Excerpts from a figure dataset
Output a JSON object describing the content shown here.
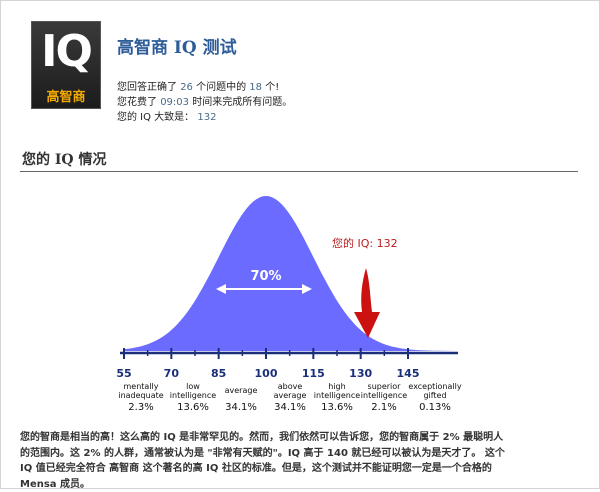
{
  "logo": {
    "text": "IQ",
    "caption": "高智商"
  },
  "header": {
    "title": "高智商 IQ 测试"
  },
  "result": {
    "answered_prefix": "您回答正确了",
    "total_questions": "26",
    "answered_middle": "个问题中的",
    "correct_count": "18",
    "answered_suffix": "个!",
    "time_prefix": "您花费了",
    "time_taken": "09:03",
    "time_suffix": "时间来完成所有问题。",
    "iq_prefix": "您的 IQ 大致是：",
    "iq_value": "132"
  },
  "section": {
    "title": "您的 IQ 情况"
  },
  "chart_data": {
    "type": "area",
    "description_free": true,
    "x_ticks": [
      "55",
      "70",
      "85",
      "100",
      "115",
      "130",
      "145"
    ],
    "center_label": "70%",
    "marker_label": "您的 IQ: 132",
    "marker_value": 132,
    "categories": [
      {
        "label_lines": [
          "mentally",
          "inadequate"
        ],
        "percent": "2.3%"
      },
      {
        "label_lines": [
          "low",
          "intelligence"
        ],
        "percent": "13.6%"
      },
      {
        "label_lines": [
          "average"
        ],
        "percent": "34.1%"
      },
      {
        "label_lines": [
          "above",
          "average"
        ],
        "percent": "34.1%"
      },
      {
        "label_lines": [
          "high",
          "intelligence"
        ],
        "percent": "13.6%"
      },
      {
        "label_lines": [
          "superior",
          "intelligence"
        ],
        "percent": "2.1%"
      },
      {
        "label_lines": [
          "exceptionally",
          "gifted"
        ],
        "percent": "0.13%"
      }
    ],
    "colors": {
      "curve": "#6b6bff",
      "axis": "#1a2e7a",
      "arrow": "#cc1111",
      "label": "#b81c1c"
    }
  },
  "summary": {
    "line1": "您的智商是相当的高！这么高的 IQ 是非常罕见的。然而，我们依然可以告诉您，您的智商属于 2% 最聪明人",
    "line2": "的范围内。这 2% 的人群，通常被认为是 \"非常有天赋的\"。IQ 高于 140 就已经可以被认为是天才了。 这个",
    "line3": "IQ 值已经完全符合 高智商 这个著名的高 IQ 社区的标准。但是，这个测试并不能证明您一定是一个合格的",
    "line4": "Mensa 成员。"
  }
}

● **REQUIRED TASK**: Write the material out again exactly as it appears, dropping the pictures.

● **OUTPUT FOR THIS EXERCISE**:
Output a JSON object describing the content shown here.
{
  "logo": {
    "text": "IQ",
    "caption": "高智商"
  },
  "header": {
    "title": "高智商 IQ 测试"
  },
  "result": {
    "answered_prefix": "您回答正确了",
    "total_questions": "26",
    "answered_middle": "个问题中的",
    "correct_count": "18",
    "answered_suffix": "个!",
    "time_prefix": "您花费了",
    "time_taken": "09:03",
    "time_suffix": "时间来完成所有问题。",
    "iq_prefix": "您的 IQ 大致是：",
    "iq_value": "132"
  },
  "section": {
    "title": "您的 IQ 情况"
  },
  "chart_data": {
    "type": "area",
    "description_free": true,
    "x_ticks": [
      "55",
      "70",
      "85",
      "100",
      "115",
      "130",
      "145"
    ],
    "center_label": "70%",
    "marker_label": "您的 IQ: 132",
    "marker_value": 132,
    "categories": [
      {
        "label_lines": [
          "mentally",
          "inadequate"
        ],
        "percent": "2.3%"
      },
      {
        "label_lines": [
          "low",
          "intelligence"
        ],
        "percent": "13.6%"
      },
      {
        "label_lines": [
          "average"
        ],
        "percent": "34.1%"
      },
      {
        "label_lines": [
          "above",
          "average"
        ],
        "percent": "34.1%"
      },
      {
        "label_lines": [
          "high",
          "intelligence"
        ],
        "percent": "13.6%"
      },
      {
        "label_lines": [
          "superior",
          "intelligence"
        ],
        "percent": "2.1%"
      },
      {
        "label_lines": [
          "exceptionally",
          "gifted"
        ],
        "percent": "0.13%"
      }
    ],
    "colors": {
      "curve": "#6b6bff",
      "axis": "#1a2e7a",
      "arrow": "#cc1111",
      "label": "#b81c1c"
    }
  },
  "summary": {
    "line1": "您的智商是相当的高！这么高的 IQ 是非常罕见的。然而，我们依然可以告诉您，您的智商属于 2% 最聪明人",
    "line2": "的范围内。这 2% 的人群，通常被认为是 \"非常有天赋的\"。IQ 高于 140 就已经可以被认为是天才了。 这个",
    "line3": "IQ 值已经完全符合 高智商 这个著名的高 IQ 社区的标准。但是，这个测试并不能证明您一定是一个合格的",
    "line4": "Mensa 成员。"
  }
}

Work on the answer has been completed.